■ **A fazer**
Reproduza, sem nenhuma alteração, todas as linhas dos registros apresentados abaixo.

■ **Registros fornecidos**
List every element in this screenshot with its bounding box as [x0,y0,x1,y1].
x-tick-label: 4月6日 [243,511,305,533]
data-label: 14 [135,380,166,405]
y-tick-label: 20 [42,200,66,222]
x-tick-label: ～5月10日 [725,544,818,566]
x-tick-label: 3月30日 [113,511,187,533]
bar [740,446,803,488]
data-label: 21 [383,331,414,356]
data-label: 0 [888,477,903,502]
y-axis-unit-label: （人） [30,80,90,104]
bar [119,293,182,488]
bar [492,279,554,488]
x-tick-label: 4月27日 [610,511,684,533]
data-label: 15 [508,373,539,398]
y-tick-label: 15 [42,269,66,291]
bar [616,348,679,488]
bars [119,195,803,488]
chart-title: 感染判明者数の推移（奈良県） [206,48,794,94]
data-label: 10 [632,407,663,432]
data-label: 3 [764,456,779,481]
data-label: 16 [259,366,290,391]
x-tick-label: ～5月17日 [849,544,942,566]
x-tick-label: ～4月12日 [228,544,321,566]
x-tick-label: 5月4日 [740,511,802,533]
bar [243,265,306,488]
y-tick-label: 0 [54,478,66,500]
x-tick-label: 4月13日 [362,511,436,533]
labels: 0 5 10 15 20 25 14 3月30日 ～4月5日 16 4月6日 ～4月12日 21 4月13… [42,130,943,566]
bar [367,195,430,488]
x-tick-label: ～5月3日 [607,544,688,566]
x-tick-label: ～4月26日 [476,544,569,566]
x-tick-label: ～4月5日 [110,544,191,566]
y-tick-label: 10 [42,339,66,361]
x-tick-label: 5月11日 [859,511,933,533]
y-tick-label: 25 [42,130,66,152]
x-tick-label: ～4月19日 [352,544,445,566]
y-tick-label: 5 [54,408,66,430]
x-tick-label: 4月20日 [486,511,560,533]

■ **Resposta completa**
List every element in this screenshot with its bounding box as [x0,y0,x1,y1].
x-tick-label: 4月6日 [243,511,305,533]
data-label: 14 [135,380,166,405]
y-tick-label: 20 [42,200,66,222]
x-tick-label: ～5月10日 [725,544,818,566]
x-tick-label: 3月30日 [113,511,187,533]
bar [740,446,803,488]
data-label: 21 [383,331,414,356]
data-label: 0 [888,477,903,502]
y-axis-unit-label: （人） [30,80,90,104]
bar [119,293,182,488]
bar [492,279,554,488]
x-tick-label: 4月27日 [610,511,684,533]
data-label: 15 [508,373,539,398]
y-tick-label: 15 [42,269,66,291]
bar [616,348,679,488]
bars [119,195,803,488]
chart-title: 感染判明者数の推移（奈良県） [206,48,794,94]
data-label: 10 [632,407,663,432]
data-label: 3 [764,456,779,481]
data-label: 16 [259,366,290,391]
x-tick-label: ～5月17日 [849,544,942,566]
x-tick-label: ～4月12日 [228,544,321,566]
x-tick-label: 5月4日 [740,511,802,533]
bar [243,265,306,488]
y-tick-label: 0 [54,478,66,500]
x-tick-label: 4月13日 [362,511,436,533]
labels: 0 5 10 15 20 25 14 3月30日 ～4月5日 16 4月6日 ～4月12日 21 4月13… [42,130,943,566]
bar [367,195,430,488]
x-tick-label: ～5月3日 [607,544,688,566]
x-tick-label: ～4月26日 [476,544,569,566]
x-tick-label: ～4月5日 [110,544,191,566]
y-tick-label: 10 [42,339,66,361]
x-tick-label: 5月11日 [859,511,933,533]
y-tick-label: 25 [42,130,66,152]
x-tick-label: ～4月19日 [352,544,445,566]
y-tick-label: 5 [54,408,66,430]
x-tick-label: 4月20日 [486,511,560,533]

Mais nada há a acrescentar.